(Extracts from a graphics dataset)

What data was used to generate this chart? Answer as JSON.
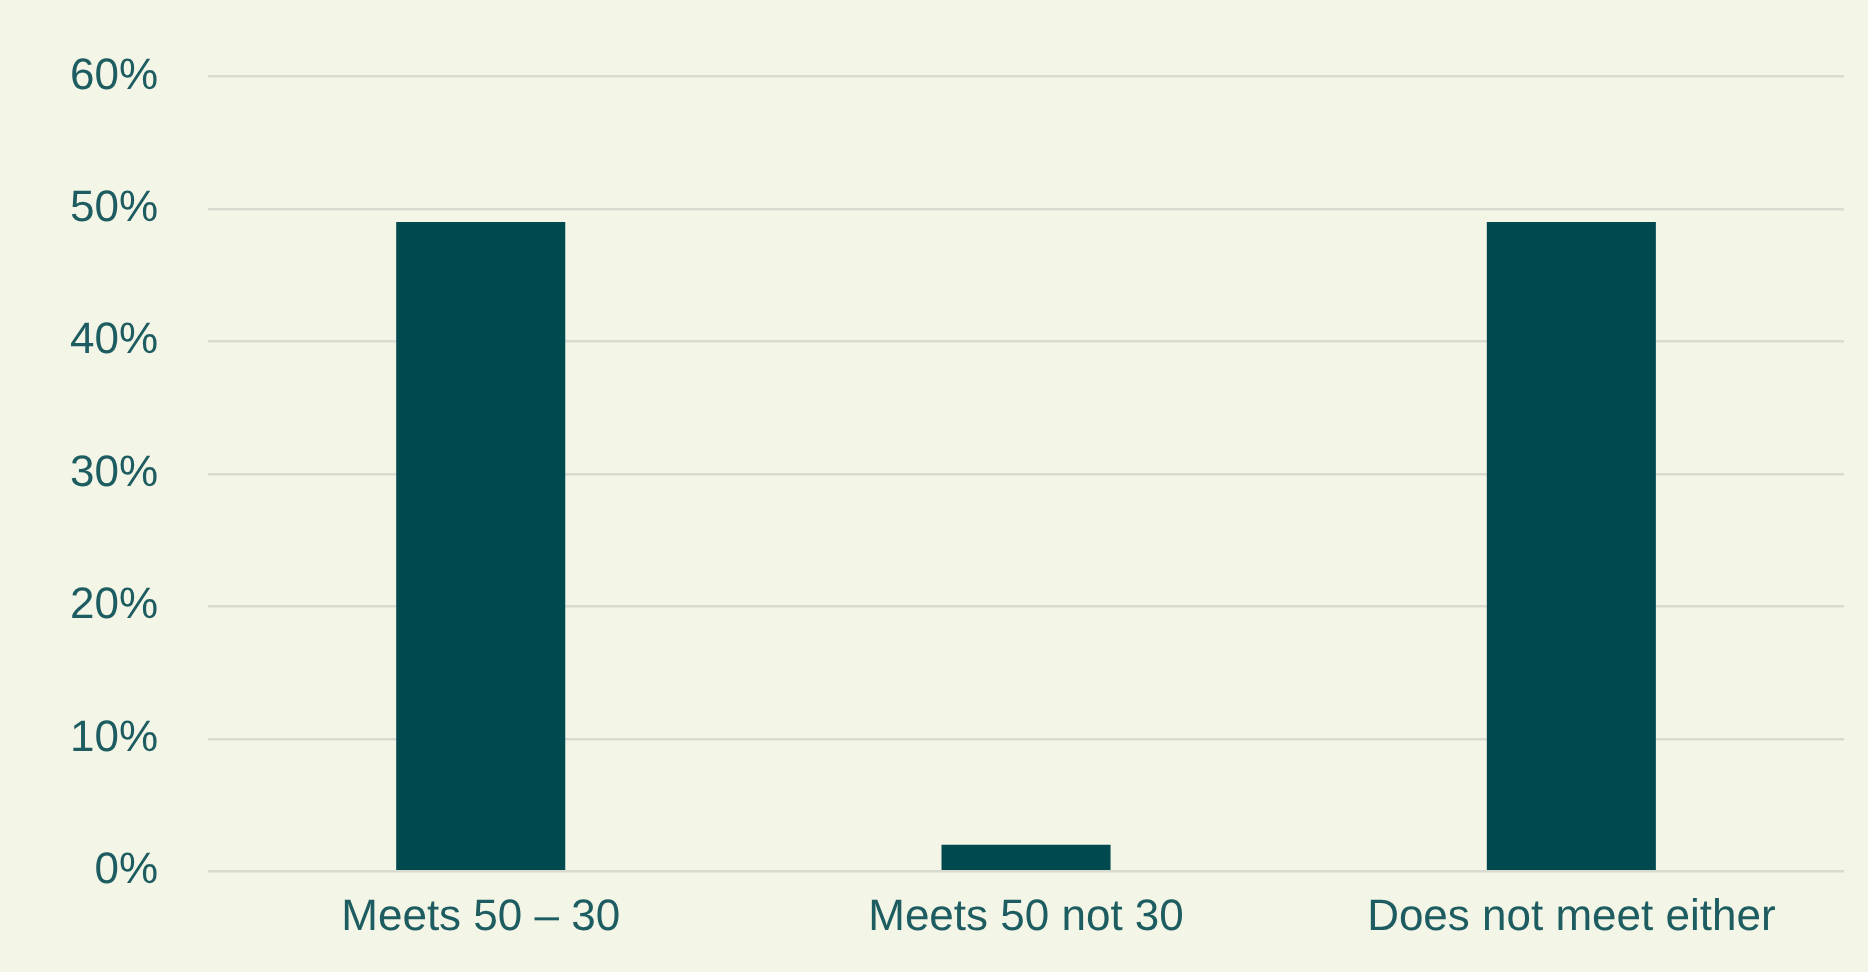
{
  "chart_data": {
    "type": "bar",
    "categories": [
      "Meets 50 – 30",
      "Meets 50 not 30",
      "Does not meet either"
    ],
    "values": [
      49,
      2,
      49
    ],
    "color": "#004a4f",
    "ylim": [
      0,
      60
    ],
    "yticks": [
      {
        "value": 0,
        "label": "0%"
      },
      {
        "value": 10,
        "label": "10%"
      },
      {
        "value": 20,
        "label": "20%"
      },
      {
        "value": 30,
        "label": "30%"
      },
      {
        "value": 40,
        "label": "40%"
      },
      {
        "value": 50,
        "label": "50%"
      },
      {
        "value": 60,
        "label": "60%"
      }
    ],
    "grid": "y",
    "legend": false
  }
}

Exercise aim: Exclude the pictures and transcribe all of the entries exactly.

Response below:
What data was used to generate this chart? Answer as JSON.
{
  "chart_data": {
    "type": "bar",
    "categories": [
      "Meets 50 – 30",
      "Meets 50 not 30",
      "Does not meet either"
    ],
    "values": [
      49,
      2,
      49
    ],
    "color": "#004a4f",
    "ylim": [
      0,
      60
    ],
    "yticks": [
      {
        "value": 0,
        "label": "0%"
      },
      {
        "value": 10,
        "label": "10%"
      },
      {
        "value": 20,
        "label": "20%"
      },
      {
        "value": 30,
        "label": "30%"
      },
      {
        "value": 40,
        "label": "40%"
      },
      {
        "value": 50,
        "label": "50%"
      },
      {
        "value": 60,
        "label": "60%"
      }
    ],
    "grid": "y",
    "legend": false
  }
}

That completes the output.